[Stored items]
=-=-=-=-=

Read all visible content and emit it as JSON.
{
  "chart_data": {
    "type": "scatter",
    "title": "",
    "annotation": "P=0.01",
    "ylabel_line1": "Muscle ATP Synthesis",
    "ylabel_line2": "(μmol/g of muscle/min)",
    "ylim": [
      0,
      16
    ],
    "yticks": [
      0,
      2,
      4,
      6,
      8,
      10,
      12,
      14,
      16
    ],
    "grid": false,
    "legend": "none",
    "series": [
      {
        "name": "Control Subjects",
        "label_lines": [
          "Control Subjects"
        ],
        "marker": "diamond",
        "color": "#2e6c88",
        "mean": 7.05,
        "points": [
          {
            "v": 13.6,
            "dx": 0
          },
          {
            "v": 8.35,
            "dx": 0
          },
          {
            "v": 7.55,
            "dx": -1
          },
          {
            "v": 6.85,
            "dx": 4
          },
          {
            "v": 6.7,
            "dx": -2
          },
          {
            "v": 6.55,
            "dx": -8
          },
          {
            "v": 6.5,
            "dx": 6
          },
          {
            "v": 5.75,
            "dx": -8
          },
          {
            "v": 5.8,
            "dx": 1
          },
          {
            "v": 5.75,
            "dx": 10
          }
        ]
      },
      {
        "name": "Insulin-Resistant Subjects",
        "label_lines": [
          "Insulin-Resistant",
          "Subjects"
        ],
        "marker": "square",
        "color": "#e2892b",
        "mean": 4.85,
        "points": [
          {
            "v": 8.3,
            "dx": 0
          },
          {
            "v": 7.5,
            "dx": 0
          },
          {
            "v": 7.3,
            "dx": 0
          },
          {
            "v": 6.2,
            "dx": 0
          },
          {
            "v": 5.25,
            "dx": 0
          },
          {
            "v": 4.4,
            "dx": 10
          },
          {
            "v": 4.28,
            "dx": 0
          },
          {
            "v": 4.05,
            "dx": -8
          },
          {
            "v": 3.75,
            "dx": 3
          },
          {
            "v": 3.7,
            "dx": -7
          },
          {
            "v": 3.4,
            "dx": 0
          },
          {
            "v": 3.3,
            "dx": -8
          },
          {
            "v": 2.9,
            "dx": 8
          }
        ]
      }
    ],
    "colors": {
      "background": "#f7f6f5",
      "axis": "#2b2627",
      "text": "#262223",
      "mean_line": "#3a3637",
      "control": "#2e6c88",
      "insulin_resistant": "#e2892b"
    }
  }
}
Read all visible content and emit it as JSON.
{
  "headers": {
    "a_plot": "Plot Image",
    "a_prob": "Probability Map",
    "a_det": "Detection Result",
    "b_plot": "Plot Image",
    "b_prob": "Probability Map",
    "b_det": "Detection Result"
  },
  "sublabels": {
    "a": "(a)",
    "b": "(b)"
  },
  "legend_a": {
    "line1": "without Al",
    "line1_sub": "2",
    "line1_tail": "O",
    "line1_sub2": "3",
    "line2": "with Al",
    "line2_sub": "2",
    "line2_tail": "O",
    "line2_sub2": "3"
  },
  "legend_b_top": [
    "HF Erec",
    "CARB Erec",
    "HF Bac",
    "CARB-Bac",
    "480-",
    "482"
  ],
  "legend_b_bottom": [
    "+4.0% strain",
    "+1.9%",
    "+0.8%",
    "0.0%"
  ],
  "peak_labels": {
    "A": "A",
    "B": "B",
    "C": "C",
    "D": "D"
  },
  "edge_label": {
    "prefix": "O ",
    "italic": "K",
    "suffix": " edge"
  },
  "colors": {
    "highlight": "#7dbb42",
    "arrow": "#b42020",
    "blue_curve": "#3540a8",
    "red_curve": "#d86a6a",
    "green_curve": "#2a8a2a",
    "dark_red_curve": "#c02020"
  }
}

=-=-=-=-=

**Exercise description:**
All of the entries need to be reproduced exactly; please write them out.

**Finished answer:**
Read all visible content and emit it as JSON.
{
  "chart_data": {
    "type": "scatter",
    "title": "",
    "annotation": "P=0.01",
    "ylabel_line1": "Muscle ATP Synthesis",
    "ylabel_line2": "(μmol/g of muscle/min)",
    "ylim": [
      0,
      16
    ],
    "yticks": [
      0,
      2,
      4,
      6,
      8,
      10,
      12,
      14,
      16
    ],
    "grid": false,
    "legend": "none",
    "series": [
      {
        "name": "Control Subjects",
        "label_lines": [
          "Control Subjects"
        ],
        "marker": "diamond",
        "color": "#2e6c88",
        "mean": 7.05,
        "points": [
          {
            "v": 13.6,
            "dx": 0
          },
          {
            "v": 8.35,
            "dx": 0
          },
          {
            "v": 7.55,
            "dx": -1
          },
          {
            "v": 6.85,
            "dx": 4
          },
          {
            "v": 6.7,
            "dx": -2
          },
          {
            "v": 6.55,
            "dx": -8
          },
          {
            "v": 6.5,
            "dx": 6
          },
          {
            "v": 5.75,
            "dx": -8
          },
          {
            "v": 5.8,
            "dx": 1
          },
          {
            "v": 5.75,
            "dx": 10
          }
        ]
      },
      {
        "name": "Insulin-Resistant Subjects",
        "label_lines": [
          "Insulin-Resistant",
          "Subjects"
        ],
        "marker": "square",
        "color": "#e2892b",
        "mean": 4.85,
        "points": [
          {
            "v": 8.3,
            "dx": 0
          },
          {
            "v": 7.5,
            "dx": 0
          },
          {
            "v": 7.3,
            "dx": 0
          },
          {
            "v": 6.2,
            "dx": 0
          },
          {
            "v": 5.25,
            "dx": 0
          },
          {
            "v": 4.4,
            "dx": 10
          },
          {
            "v": 4.28,
            "dx": 0
          },
          {
            "v": 4.05,
            "dx": -8
          },
          {
            "v": 3.75,
            "dx": 3
          },
          {
            "v": 3.7,
            "dx": -7
          },
          {
            "v": 3.4,
            "dx": 0
          },
          {
            "v": 3.3,
            "dx": -8
          },
          {
            "v": 2.9,
            "dx": 8
          }
        ]
      }
    ],
    "colors": {
      "background": "#f7f6f5",
      "axis": "#2b2627",
      "text": "#262223",
      "mean_line": "#3a3637",
      "control": "#2e6c88",
      "insulin_resistant": "#e2892b"
    }
  }
}
Read all visible content and emit it as JSON.
{
  "headers": {
    "a_plot": "Plot Image",
    "a_prob": "Probability Map",
    "a_det": "Detection Result",
    "b_plot": "Plot Image",
    "b_prob": "Probability Map",
    "b_det": "Detection Result"
  },
  "sublabels": {
    "a": "(a)",
    "b": "(b)"
  },
  "legend_a": {
    "line1": "without Al",
    "line1_sub": "2",
    "line1_tail": "O",
    "line1_sub2": "3",
    "line2": "with Al",
    "line2_sub": "2",
    "line2_tail": "O",
    "line2_sub2": "3"
  },
  "legend_b_top": [
    "HF Erec",
    "CARB Erec",
    "HF Bac",
    "CARB-Bac",
    "480-",
    "482"
  ],
  "legend_b_bottom": [
    "+4.0% strain",
    "+1.9%",
    "+0.8%",
    "0.0%"
  ],
  "peak_labels": {
    "A": "A",
    "B": "B",
    "C": "C",
    "D": "D"
  },
  "edge_label": {
    "prefix": "O ",
    "italic": "K",
    "suffix": " edge"
  },
  "colors": {
    "highlight": "#7dbb42",
    "arrow": "#b42020",
    "blue_curve": "#3540a8",
    "red_curve": "#d86a6a",
    "green_curve": "#2a8a2a",
    "dark_red_curve": "#c02020"
  }
}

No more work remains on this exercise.